## start Text

Operation and maintenance:Queuing theory

Queuing theory

79.1 Purpose

The purpose of this chapter is to provide the fundamental concepts and computations required for the analysis of any system that features a waiting line (queue). Examples of enterprises where these ideas are traditionally applied include grocery stores, airline ticket counters, fast-food restaurants, retail stores, auto license agencies, and banks. Queuing theory may also be used where “customers” are inanimate objects, such as production processes, though sometimes the mathematics becomes quite complex in these situations. In the context of information systems, queuing theory is commonly used to help plan, design, and reconfigure communication networks.

79.2 Strengths, weaknesses, and limitations

Queuing analysis is a mathematical technique for analyzing waiting lines. In a simple waiting line, a customer arrives, joins a queue, is serviced, and leaves. That pattern is consistent with messages flowing through a network, disk access transactions, interrupt processing, and several other activities common to computers. Consequently, queuing theory is an excellent tool for modeling such activities. Given the correct statistical values, a queuing analysis can be completed rapidly using only an electronic calculator or a relatively simple computer-based model.

For some combinations of arrival pattern, service time distribution, and number of servers, measures of performance are limited or unavailable. Queuing theory assumes exponential arrival and service rates and, consequently, should not be used if either rate is clearly not exponential. Other inhibiting factors are prioritization of customers, a service rate that varies by size of the waiting line, a restriction on queue length, and complexity of system design. However, a computer simulation model (Chapter 19) can be constructed easily to produce estimates of system performance measures in most of these situations.

79.3 Inputs and related ideas

Queuing theory is commonly used to support planning, designing, and reconfiguring a network. Relevant network concepts are introduced in Chapters 52, 53, and 54. Hardware interface design is introduced in Chapter 42. Memory queues are described in Chapter 43. Simulation, another mathematical tool used to support similar applications, is discussed in Chapter 19. Performance analysis is discussed in Chapter 78 and system maintenance is discussed in Chapter 81.

79.4 Concepts

The purpose of this chapter is to provide the fundamental concepts and computations required for the analysis of any system that features a waiting line (queue). In a simple waiting line, a customer arrives, joins a queue, is serviced (by a server of some kind), and leaves. Queuing theory uses the arrival rate and the service rate to quickly compute such statistics as the time a customer spends in the queue and in the system, the expected line length, and the expected number of customers in the system.

In the context of information systems, queuing theory is commonly used to help plan, design, and reconfigure communication networks, with each message representing a customer and each server, router, or other device that holds and forwards or otherwise manipulates messages representing a server. Other applications include disk access, printer spooling, interrupt management, process queuing, and so on. In all these activities, messages (customers) arrive at random intervals and are held briefly for processing by a server of some kind.

## end Text
## start Data shown

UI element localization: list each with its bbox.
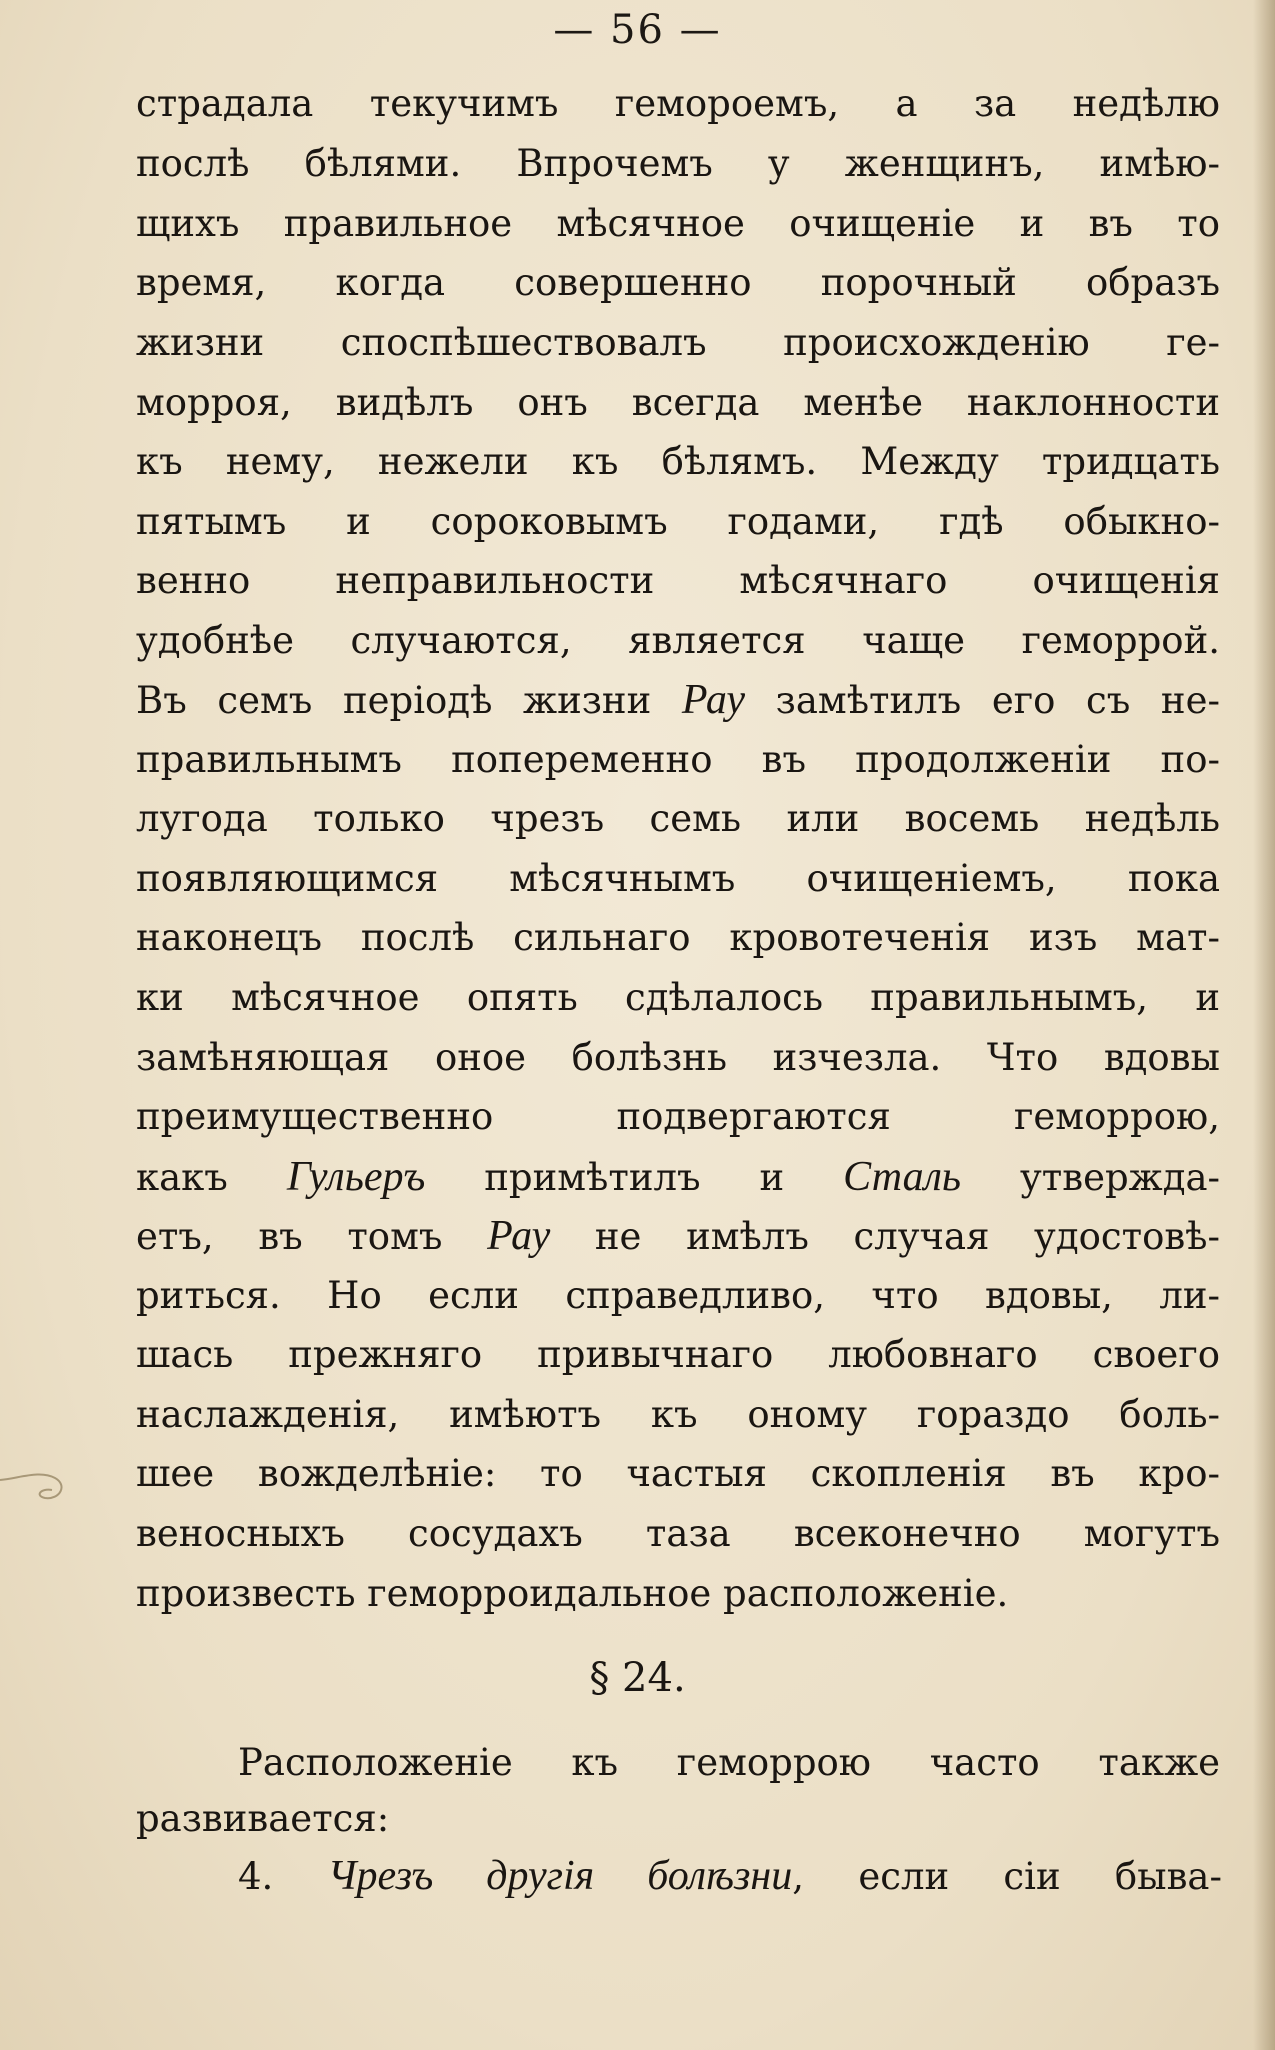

## end Data shown

=== Written tasks ===
#1 Translate this sentence from the queuing theory page into Spanish: "Queuing analysis is a mathematical technique for analyzing waiting lines."
#2 Please say whether each statement agrees with the queuing theory page, answering yes or no and quoting the words that decide it: (a) Queuing theory assumes exponential arrival and service rates. (b) A queuing analysis needs a large computer system to complete. (c) When networks are modeled, each message stands for a server.
#3 Pick up the queuing theory page after its final sentence and keep writing it.
The lines are separate material and have nothing to do with the queuing theory page.

=== Solved tasks ===
#1 El análisis de colas es una técnica matemática para analizar las líneas de espera.

#2
(a) Yes: "Queuing theory assumes exponential arrival and service rates"
(b) No: "a queuing analysis can be completed rapidly using only an electronic calculator or a relatively simple computer-based model"
(c) No: "with each message representing a customer"

#3
79.4.1 Bottleneck analysis

One of the more common information system applications of queuing theory is bottleneck analysis, the study of choke points or bottlenecks in a network. Bottleneck analysis is an important network routing tool (Chapter 54).

As messages move from node to node across a network, they are held and forwarded by one or more nodes. As message volume increases, the number of messages waiting for a given server can grow exponentially, creating a bottleneck that slows or even halts traffic. Queuing theory can help predict such bottlenecks by allowing the network analyst to mathematically identify the network nodes most sensitive to message volume. When a bottleneck occurs, the network analyst is typically faced with numerous alternative solutions. Using queuing theory, the analyst can often quickly eliminate all but a few of those alternatives by making the changes mathematically (in a matter of seconds) and studying the impact on queue length and average wait time. Note that queuing theory does not necessary yield the answer. Instead, it helps the analyst quickly narrow the set of feasible solutions to a workable number.

79.4.2 Terminology

The fundamental result of a probabilistic experiment is an outcome. Examples in queuing analysis are number of customers in line and interarrival time. The set, or collection, of all possible outcomes is known as a sample space, which may be either finite or infinite according to whether the number of outcomes is countable. If there were a physical or practical limit on queue length, using six as an example, the finite sample space would be comprised of the integers 0, 1, 2, 3, 4, 5, and 6. Interarrival times form an infinite sample space consisting of the positive real numbers since time may be subdivided indefinitely.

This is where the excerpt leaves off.